* _AIM_
Without including any pictures, write out all the entries exactly.

# # # # # # #

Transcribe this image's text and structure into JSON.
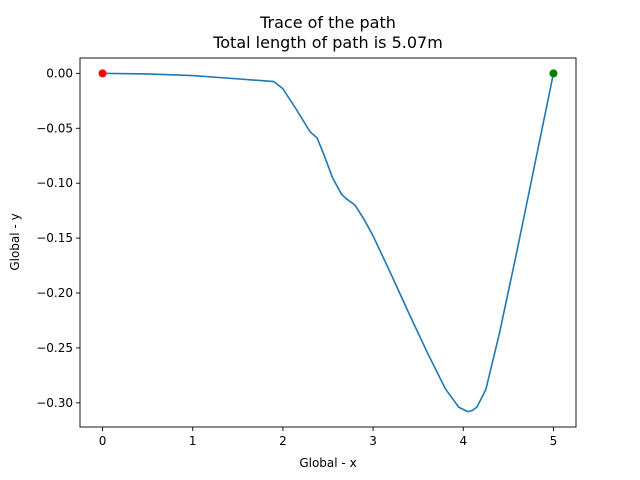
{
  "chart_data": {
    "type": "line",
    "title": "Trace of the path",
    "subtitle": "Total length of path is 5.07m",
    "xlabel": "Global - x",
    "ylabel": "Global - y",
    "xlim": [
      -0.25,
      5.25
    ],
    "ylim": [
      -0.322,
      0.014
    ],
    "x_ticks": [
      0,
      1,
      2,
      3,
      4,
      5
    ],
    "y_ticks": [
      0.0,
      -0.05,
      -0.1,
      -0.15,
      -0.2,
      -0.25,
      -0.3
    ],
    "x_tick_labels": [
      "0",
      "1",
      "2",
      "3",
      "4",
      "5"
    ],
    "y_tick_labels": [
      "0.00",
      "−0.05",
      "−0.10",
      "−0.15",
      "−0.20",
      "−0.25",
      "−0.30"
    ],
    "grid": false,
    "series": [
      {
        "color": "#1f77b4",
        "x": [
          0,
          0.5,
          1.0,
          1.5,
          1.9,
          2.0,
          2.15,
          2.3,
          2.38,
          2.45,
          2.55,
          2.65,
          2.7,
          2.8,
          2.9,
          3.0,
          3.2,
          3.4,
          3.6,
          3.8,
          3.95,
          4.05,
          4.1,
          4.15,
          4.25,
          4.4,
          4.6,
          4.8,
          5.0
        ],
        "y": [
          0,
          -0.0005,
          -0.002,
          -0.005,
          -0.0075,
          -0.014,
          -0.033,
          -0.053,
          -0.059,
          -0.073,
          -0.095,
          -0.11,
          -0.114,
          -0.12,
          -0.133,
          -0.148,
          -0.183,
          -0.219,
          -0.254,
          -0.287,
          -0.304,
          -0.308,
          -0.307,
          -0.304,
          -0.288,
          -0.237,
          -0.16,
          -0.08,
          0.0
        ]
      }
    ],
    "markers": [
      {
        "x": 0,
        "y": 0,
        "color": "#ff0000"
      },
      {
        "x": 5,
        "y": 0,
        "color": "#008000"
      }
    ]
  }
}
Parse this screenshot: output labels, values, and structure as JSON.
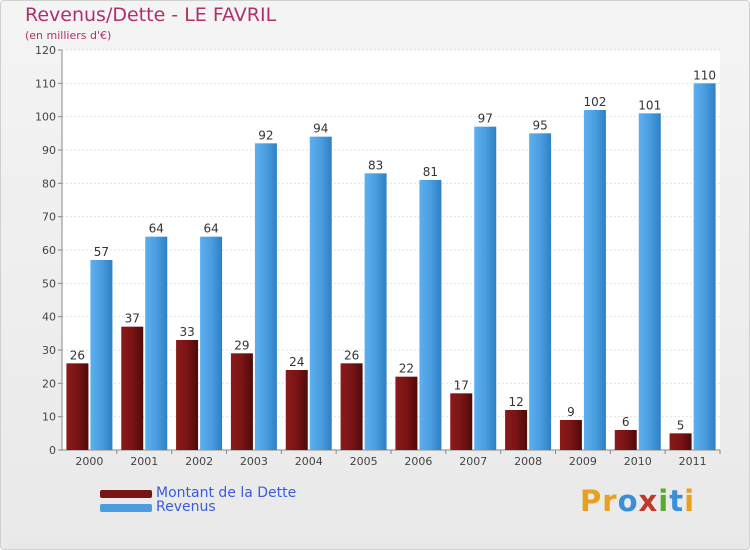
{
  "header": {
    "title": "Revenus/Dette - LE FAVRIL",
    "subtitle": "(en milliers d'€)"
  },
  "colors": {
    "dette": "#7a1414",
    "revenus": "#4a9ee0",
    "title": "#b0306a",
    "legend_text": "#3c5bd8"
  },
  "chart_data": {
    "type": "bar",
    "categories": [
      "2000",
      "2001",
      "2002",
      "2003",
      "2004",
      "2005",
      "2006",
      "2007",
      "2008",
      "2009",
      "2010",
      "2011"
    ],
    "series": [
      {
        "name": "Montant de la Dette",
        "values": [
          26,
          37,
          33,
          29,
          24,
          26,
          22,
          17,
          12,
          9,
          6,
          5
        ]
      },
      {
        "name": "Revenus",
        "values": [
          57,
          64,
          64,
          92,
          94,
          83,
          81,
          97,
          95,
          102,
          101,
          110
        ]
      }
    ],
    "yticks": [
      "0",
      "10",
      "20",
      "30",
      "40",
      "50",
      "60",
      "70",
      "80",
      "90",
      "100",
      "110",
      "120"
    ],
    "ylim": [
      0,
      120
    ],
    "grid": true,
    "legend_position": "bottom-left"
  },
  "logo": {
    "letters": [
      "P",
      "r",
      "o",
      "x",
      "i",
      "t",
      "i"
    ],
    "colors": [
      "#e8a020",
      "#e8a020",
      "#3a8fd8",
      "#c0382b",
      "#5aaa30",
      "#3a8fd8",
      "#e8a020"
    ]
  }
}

# # # # # # #

* _WORKED SOLUTION_
Transcribe this image's text and structure into JSON.
{
  "chart_data": {
    "type": "line",
    "title": "Trace of the path",
    "subtitle": "Total length of path is 5.07m",
    "xlabel": "Global - x",
    "ylabel": "Global - y",
    "xlim": [
      -0.25,
      5.25
    ],
    "ylim": [
      -0.322,
      0.014
    ],
    "x_ticks": [
      0,
      1,
      2,
      3,
      4,
      5
    ],
    "y_ticks": [
      0.0,
      -0.05,
      -0.1,
      -0.15,
      -0.2,
      -0.25,
      -0.3
    ],
    "x_tick_labels": [
      "0",
      "1",
      "2",
      "3",
      "4",
      "5"
    ],
    "y_tick_labels": [
      "0.00",
      "−0.05",
      "−0.10",
      "−0.15",
      "−0.20",
      "−0.25",
      "−0.30"
    ],
    "grid": false,
    "series": [
      {
        "color": "#1f77b4",
        "x": [
          0,
          0.5,
          1.0,
          1.5,
          1.9,
          2.0,
          2.15,
          2.3,
          2.38,
          2.45,
          2.55,
          2.65,
          2.7,
          2.8,
          2.9,
          3.0,
          3.2,
          3.4,
          3.6,
          3.8,
          3.95,
          4.05,
          4.1,
          4.15,
          4.25,
          4.4,
          4.6,
          4.8,
          5.0
        ],
        "y": [
          0,
          -0.0005,
          -0.002,
          -0.005,
          -0.0075,
          -0.014,
          -0.033,
          -0.053,
          -0.059,
          -0.073,
          -0.095,
          -0.11,
          -0.114,
          -0.12,
          -0.133,
          -0.148,
          -0.183,
          -0.219,
          -0.254,
          -0.287,
          -0.304,
          -0.308,
          -0.307,
          -0.304,
          -0.288,
          -0.237,
          -0.16,
          -0.08,
          0.0
        ]
      }
    ],
    "markers": [
      {
        "x": 0,
        "y": 0,
        "color": "#ff0000"
      },
      {
        "x": 5,
        "y": 0,
        "color": "#008000"
      }
    ]
  }
}
Parse this screenshot: output labels, values, and structure as JSON.
{
  "header": {
    "title": "Revenus/Dette - LE FAVRIL",
    "subtitle": "(en milliers d'€)"
  },
  "colors": {
    "dette": "#7a1414",
    "revenus": "#4a9ee0",
    "title": "#b0306a",
    "legend_text": "#3c5bd8"
  },
  "chart_data": {
    "type": "bar",
    "categories": [
      "2000",
      "2001",
      "2002",
      "2003",
      "2004",
      "2005",
      "2006",
      "2007",
      "2008",
      "2009",
      "2010",
      "2011"
    ],
    "series": [
      {
        "name": "Montant de la Dette",
        "values": [
          26,
          37,
          33,
          29,
          24,
          26,
          22,
          17,
          12,
          9,
          6,
          5
        ]
      },
      {
        "name": "Revenus",
        "values": [
          57,
          64,
          64,
          92,
          94,
          83,
          81,
          97,
          95,
          102,
          101,
          110
        ]
      }
    ],
    "yticks": [
      "0",
      "10",
      "20",
      "30",
      "40",
      "50",
      "60",
      "70",
      "80",
      "90",
      "100",
      "110",
      "120"
    ],
    "ylim": [
      0,
      120
    ],
    "grid": true,
    "legend_position": "bottom-left"
  },
  "logo": {
    "letters": [
      "P",
      "r",
      "o",
      "x",
      "i",
      "t",
      "i"
    ],
    "colors": [
      "#e8a020",
      "#e8a020",
      "#3a8fd8",
      "#c0382b",
      "#5aaa30",
      "#3a8fd8",
      "#e8a020"
    ]
  }
}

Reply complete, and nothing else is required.